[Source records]
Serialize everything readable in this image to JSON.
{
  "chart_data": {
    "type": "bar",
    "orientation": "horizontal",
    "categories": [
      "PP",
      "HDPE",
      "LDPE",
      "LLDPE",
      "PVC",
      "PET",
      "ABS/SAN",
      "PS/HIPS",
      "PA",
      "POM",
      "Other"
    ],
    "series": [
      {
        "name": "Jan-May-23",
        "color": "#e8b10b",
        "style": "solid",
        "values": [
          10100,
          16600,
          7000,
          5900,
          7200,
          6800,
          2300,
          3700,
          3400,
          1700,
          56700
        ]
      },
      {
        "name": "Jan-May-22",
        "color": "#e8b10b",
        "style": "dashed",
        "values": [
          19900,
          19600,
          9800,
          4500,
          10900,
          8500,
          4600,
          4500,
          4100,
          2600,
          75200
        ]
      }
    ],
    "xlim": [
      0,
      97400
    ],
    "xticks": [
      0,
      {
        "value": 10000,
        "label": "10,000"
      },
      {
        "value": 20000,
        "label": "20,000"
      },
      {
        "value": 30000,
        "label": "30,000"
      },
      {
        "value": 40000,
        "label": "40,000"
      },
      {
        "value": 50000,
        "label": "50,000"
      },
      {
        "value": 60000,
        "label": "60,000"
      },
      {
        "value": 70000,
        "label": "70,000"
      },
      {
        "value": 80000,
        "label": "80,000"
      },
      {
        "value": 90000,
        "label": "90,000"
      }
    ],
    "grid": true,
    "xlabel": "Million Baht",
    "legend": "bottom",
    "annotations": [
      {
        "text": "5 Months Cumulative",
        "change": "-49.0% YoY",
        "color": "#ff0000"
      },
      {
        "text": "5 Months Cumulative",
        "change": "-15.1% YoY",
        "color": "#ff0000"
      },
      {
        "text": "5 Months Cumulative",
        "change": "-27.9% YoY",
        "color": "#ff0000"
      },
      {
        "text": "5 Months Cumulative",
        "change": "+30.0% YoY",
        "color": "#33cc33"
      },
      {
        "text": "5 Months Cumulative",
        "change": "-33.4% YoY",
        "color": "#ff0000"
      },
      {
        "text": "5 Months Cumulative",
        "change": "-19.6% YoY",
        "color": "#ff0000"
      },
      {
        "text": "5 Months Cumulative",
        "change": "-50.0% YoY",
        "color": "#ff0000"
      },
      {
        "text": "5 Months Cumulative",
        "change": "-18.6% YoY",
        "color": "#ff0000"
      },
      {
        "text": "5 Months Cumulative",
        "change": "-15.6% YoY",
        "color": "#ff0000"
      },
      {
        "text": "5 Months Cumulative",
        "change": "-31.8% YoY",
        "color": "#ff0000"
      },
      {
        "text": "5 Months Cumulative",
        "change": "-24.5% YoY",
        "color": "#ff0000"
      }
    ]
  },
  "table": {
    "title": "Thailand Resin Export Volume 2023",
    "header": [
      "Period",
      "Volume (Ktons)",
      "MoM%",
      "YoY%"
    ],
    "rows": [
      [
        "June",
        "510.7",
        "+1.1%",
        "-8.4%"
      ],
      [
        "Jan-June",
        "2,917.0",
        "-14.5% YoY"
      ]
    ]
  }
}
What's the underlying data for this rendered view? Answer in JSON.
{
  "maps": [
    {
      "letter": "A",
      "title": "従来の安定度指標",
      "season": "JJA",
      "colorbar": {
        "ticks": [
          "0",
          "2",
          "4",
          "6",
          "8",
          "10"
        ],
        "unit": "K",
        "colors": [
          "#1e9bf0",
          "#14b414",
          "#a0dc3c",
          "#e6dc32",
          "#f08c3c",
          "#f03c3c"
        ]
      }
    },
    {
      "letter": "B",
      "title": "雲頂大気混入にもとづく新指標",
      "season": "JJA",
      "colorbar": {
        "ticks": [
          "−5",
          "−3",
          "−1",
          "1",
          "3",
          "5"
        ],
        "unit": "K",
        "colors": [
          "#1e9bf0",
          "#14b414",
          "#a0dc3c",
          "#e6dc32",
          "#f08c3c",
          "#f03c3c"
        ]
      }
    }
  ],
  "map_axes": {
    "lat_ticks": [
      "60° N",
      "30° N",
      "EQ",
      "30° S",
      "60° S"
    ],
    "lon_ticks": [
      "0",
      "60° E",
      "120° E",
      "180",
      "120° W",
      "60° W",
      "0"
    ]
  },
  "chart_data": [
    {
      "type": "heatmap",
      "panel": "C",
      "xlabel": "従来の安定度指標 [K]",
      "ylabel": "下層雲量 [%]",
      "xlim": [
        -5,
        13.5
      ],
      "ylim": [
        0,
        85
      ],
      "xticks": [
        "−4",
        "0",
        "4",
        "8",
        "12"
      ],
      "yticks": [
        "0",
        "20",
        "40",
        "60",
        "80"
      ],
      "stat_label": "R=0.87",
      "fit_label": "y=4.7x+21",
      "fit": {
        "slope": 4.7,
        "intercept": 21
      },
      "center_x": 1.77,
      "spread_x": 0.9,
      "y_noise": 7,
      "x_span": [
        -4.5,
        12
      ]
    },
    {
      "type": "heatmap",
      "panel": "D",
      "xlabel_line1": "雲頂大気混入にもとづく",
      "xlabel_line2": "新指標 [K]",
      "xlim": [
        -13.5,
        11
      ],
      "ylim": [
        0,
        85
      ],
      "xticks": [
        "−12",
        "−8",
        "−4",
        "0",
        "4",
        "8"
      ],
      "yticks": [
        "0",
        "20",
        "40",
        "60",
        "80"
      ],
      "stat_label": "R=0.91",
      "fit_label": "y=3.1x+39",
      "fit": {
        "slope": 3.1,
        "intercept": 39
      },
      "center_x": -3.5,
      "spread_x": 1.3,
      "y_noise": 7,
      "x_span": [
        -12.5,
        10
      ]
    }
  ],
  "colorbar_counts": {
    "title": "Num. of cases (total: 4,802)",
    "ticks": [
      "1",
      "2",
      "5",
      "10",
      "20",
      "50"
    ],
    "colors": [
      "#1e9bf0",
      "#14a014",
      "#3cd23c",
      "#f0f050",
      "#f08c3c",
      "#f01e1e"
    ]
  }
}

[EXERCISE AIM] From the records above, extract everything verbatim.

[COMPLETED TASK]
Serialize everything readable in this image to JSON.
{
  "chart_data": {
    "type": "bar",
    "orientation": "horizontal",
    "categories": [
      "PP",
      "HDPE",
      "LDPE",
      "LLDPE",
      "PVC",
      "PET",
      "ABS/SAN",
      "PS/HIPS",
      "PA",
      "POM",
      "Other"
    ],
    "series": [
      {
        "name": "Jan-May-23",
        "color": "#e8b10b",
        "style": "solid",
        "values": [
          10100,
          16600,
          7000,
          5900,
          7200,
          6800,
          2300,
          3700,
          3400,
          1700,
          56700
        ]
      },
      {
        "name": "Jan-May-22",
        "color": "#e8b10b",
        "style": "dashed",
        "values": [
          19900,
          19600,
          9800,
          4500,
          10900,
          8500,
          4600,
          4500,
          4100,
          2600,
          75200
        ]
      }
    ],
    "xlim": [
      0,
      97400
    ],
    "xticks": [
      0,
      {
        "value": 10000,
        "label": "10,000"
      },
      {
        "value": 20000,
        "label": "20,000"
      },
      {
        "value": 30000,
        "label": "30,000"
      },
      {
        "value": 40000,
        "label": "40,000"
      },
      {
        "value": 50000,
        "label": "50,000"
      },
      {
        "value": 60000,
        "label": "60,000"
      },
      {
        "value": 70000,
        "label": "70,000"
      },
      {
        "value": 80000,
        "label": "80,000"
      },
      {
        "value": 90000,
        "label": "90,000"
      }
    ],
    "grid": true,
    "xlabel": "Million Baht",
    "legend": "bottom",
    "annotations": [
      {
        "text": "5 Months Cumulative",
        "change": "-49.0% YoY",
        "color": "#ff0000"
      },
      {
        "text": "5 Months Cumulative",
        "change": "-15.1% YoY",
        "color": "#ff0000"
      },
      {
        "text": "5 Months Cumulative",
        "change": "-27.9% YoY",
        "color": "#ff0000"
      },
      {
        "text": "5 Months Cumulative",
        "change": "+30.0% YoY",
        "color": "#33cc33"
      },
      {
        "text": "5 Months Cumulative",
        "change": "-33.4% YoY",
        "color": "#ff0000"
      },
      {
        "text": "5 Months Cumulative",
        "change": "-19.6% YoY",
        "color": "#ff0000"
      },
      {
        "text": "5 Months Cumulative",
        "change": "-50.0% YoY",
        "color": "#ff0000"
      },
      {
        "text": "5 Months Cumulative",
        "change": "-18.6% YoY",
        "color": "#ff0000"
      },
      {
        "text": "5 Months Cumulative",
        "change": "-15.6% YoY",
        "color": "#ff0000"
      },
      {
        "text": "5 Months Cumulative",
        "change": "-31.8% YoY",
        "color": "#ff0000"
      },
      {
        "text": "5 Months Cumulative",
        "change": "-24.5% YoY",
        "color": "#ff0000"
      }
    ]
  },
  "table": {
    "title": "Thailand Resin Export Volume 2023",
    "header": [
      "Period",
      "Volume (Ktons)",
      "MoM%",
      "YoY%"
    ],
    "rows": [
      [
        "June",
        "510.7",
        "+1.1%",
        "-8.4%"
      ],
      [
        "Jan-June",
        "2,917.0",
        "-14.5% YoY"
      ]
    ]
  }
}
What's the underlying data for this rendered view? Answer in JSON.
{
  "maps": [
    {
      "letter": "A",
      "title": "従来の安定度指標",
      "season": "JJA",
      "colorbar": {
        "ticks": [
          "0",
          "2",
          "4",
          "6",
          "8",
          "10"
        ],
        "unit": "K",
        "colors": [
          "#1e9bf0",
          "#14b414",
          "#a0dc3c",
          "#e6dc32",
          "#f08c3c",
          "#f03c3c"
        ]
      }
    },
    {
      "letter": "B",
      "title": "雲頂大気混入にもとづく新指標",
      "season": "JJA",
      "colorbar": {
        "ticks": [
          "−5",
          "−3",
          "−1",
          "1",
          "3",
          "5"
        ],
        "unit": "K",
        "colors": [
          "#1e9bf0",
          "#14b414",
          "#a0dc3c",
          "#e6dc32",
          "#f08c3c",
          "#f03c3c"
        ]
      }
    }
  ],
  "map_axes": {
    "lat_ticks": [
      "60° N",
      "30° N",
      "EQ",
      "30° S",
      "60° S"
    ],
    "lon_ticks": [
      "0",
      "60° E",
      "120° E",
      "180",
      "120° W",
      "60° W",
      "0"
    ]
  },
  "chart_data": [
    {
      "type": "heatmap",
      "panel": "C",
      "xlabel": "従来の安定度指標 [K]",
      "ylabel": "下層雲量 [%]",
      "xlim": [
        -5,
        13.5
      ],
      "ylim": [
        0,
        85
      ],
      "xticks": [
        "−4",
        "0",
        "4",
        "8",
        "12"
      ],
      "yticks": [
        "0",
        "20",
        "40",
        "60",
        "80"
      ],
      "stat_label": "R=0.87",
      "fit_label": "y=4.7x+21",
      "fit": {
        "slope": 4.7,
        "intercept": 21
      },
      "center_x": 1.77,
      "spread_x": 0.9,
      "y_noise": 7,
      "x_span": [
        -4.5,
        12
      ]
    },
    {
      "type": "heatmap",
      "panel": "D",
      "xlabel_line1": "雲頂大気混入にもとづく",
      "xlabel_line2": "新指標 [K]",
      "xlim": [
        -13.5,
        11
      ],
      "ylim": [
        0,
        85
      ],
      "xticks": [
        "−12",
        "−8",
        "−4",
        "0",
        "4",
        "8"
      ],
      "yticks": [
        "0",
        "20",
        "40",
        "60",
        "80"
      ],
      "stat_label": "R=0.91",
      "fit_label": "y=3.1x+39",
      "fit": {
        "slope": 3.1,
        "intercept": 39
      },
      "center_x": -3.5,
      "spread_x": 1.3,
      "y_noise": 7,
      "x_span": [
        -12.5,
        10
      ]
    }
  ],
  "colorbar_counts": {
    "title": "Num. of cases (total: 4,802)",
    "ticks": [
      "1",
      "2",
      "5",
      "10",
      "20",
      "50"
    ],
    "colors": [
      "#1e9bf0",
      "#14a014",
      "#3cd23c",
      "#f0f050",
      "#f08c3c",
      "#f01e1e"
    ]
  }
}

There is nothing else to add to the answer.